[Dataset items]
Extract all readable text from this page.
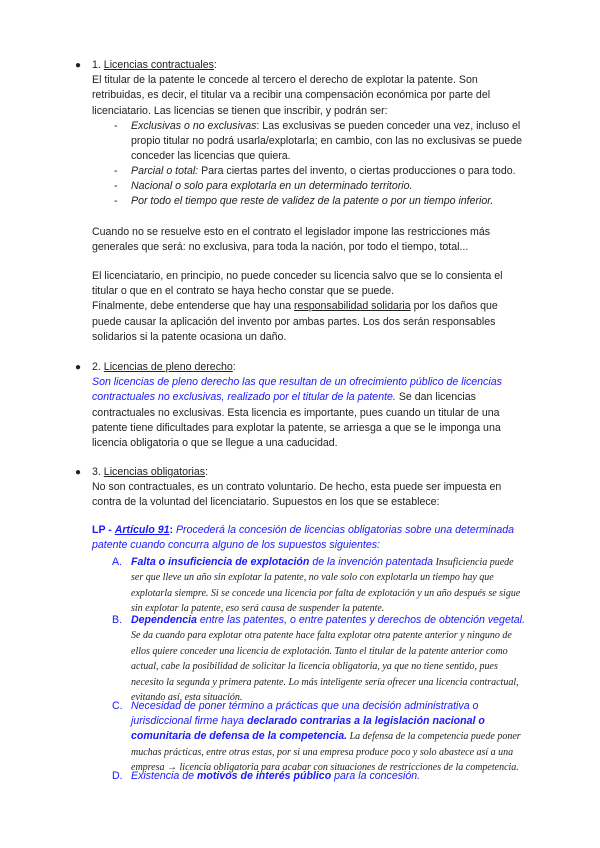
● 1. Licencias contractuales:

El titular de la patente le concede al tercero el derecho de explotar la patente. Son retribuidas, es decir, el titular va a recibir una compensación económica por parte del licenciatario. Las licencias se tienen que inscribir, y podrán ser:

- Exclusivas o no exclusivas: Las exclusivas se pueden conceder una vez, incluso el propio titular no podrá usarla/explotarla; en cambio, con las no exclusivas se puede conceder las licencias que quiera.
- Parcial o total: Para ciertas partes del invento, o ciertas producciones o para todo.
- Nacional o solo para explotarla en un determinado territorio.
- Por todo el tiempo que reste de validez de la patente o por un tiempo inferior.

Cuando no se resuelve esto en el contrato el legislador impone las restricciones más generales que será: no exclusiva, para toda la nación, por todo el tiempo, total...

El licenciatario, en principio, no puede conceder su licencia salvo que se lo consienta el titular o que en el contrato se haya hecho constar que se puede.

Finalmente, debe entenderse que hay una responsabilidad solidaria por los daños que puede causar la aplicación del invento por ambas partes. Los dos serán responsables solidarios si la patente ocasiona un daño.

● 2. Licencias de pleno derecho:

Son licencias de pleno derecho las que resultan de un ofrecimiento público de licencias contractuales no exclusivas, realizado por el titular de la patente. Se dan licencias contractuales no exclusivas. Esta licencia es importante, pues cuando un titular de una patente tiene dificultades para explotar la patente, se arriesga a que se le imponga una licencia obligatoria o que se llegue a una caducidad.

● 3. Licencias obligatorias:

No son contractuales, es un contrato voluntario. De hecho, esta puede ser impuesta en contra de la voluntad del licenciatario. Supuestos en los que se establece:

LP - Artículo 91: Procederá la concesión de licencias obligatorias sobre una determinada patente cuando concurra alguno de los supuestos siguientes:

A. Falta o insuficiencia de explotación de la invención patentada Insuficiencia puede ser que lleve un año sin explotar la patente, no vale solo con explotarla un tiempo hay que explotarla siempre. Si se concede una licencia por falta de explotación y un año después se sigue sin explotar la patente, eso será causa de suspender la patente.
B. Dependencia entre las patentes, o entre patentes y derechos de obtención vegetal. Se da cuando para explotar otra patente hace falta explotar otra patente anterior y ninguno de ellos quiere conceder una licencia de explotación. Tanto el titular de la patente anterior como actual, cabe la posibilidad de solicitar la licencia obligatoria, ya que no tiene sentido, pues necesito la segunda y primera patente. Lo más inteligente sería ofrecer una licencia contractual, evitando así, esta situación.
C. Necesidad de poner término a prácticas que una decisión administrativa o jurisdiccional firme haya declarado contrarias a la legislación nacional o comunitaria de defensa de la competencia. La defensa de la competencia puede poner muchas prácticas, entre otras estas, por si una empresa produce poco y solo abastece así a una empresa → licencia obligatoria para acabar con situaciones de restricciones de la competencia.
D. Existencia de motivos de interés público para la concesión.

PROBLEM: Pick out each line above that includes "todo" and show it.

TASK SOLUTION:
- Parcial o total: Para ciertas partes del invento, o ciertas producciones o para todo.
- Por todo el tiempo que reste de validez de la patente o por un tiempo inferior.
Cuando no se resuelve esto en el contrato el legislador impone las restricciones más generales que será: no exclusiva, para toda la nación, por todo el tiempo, total...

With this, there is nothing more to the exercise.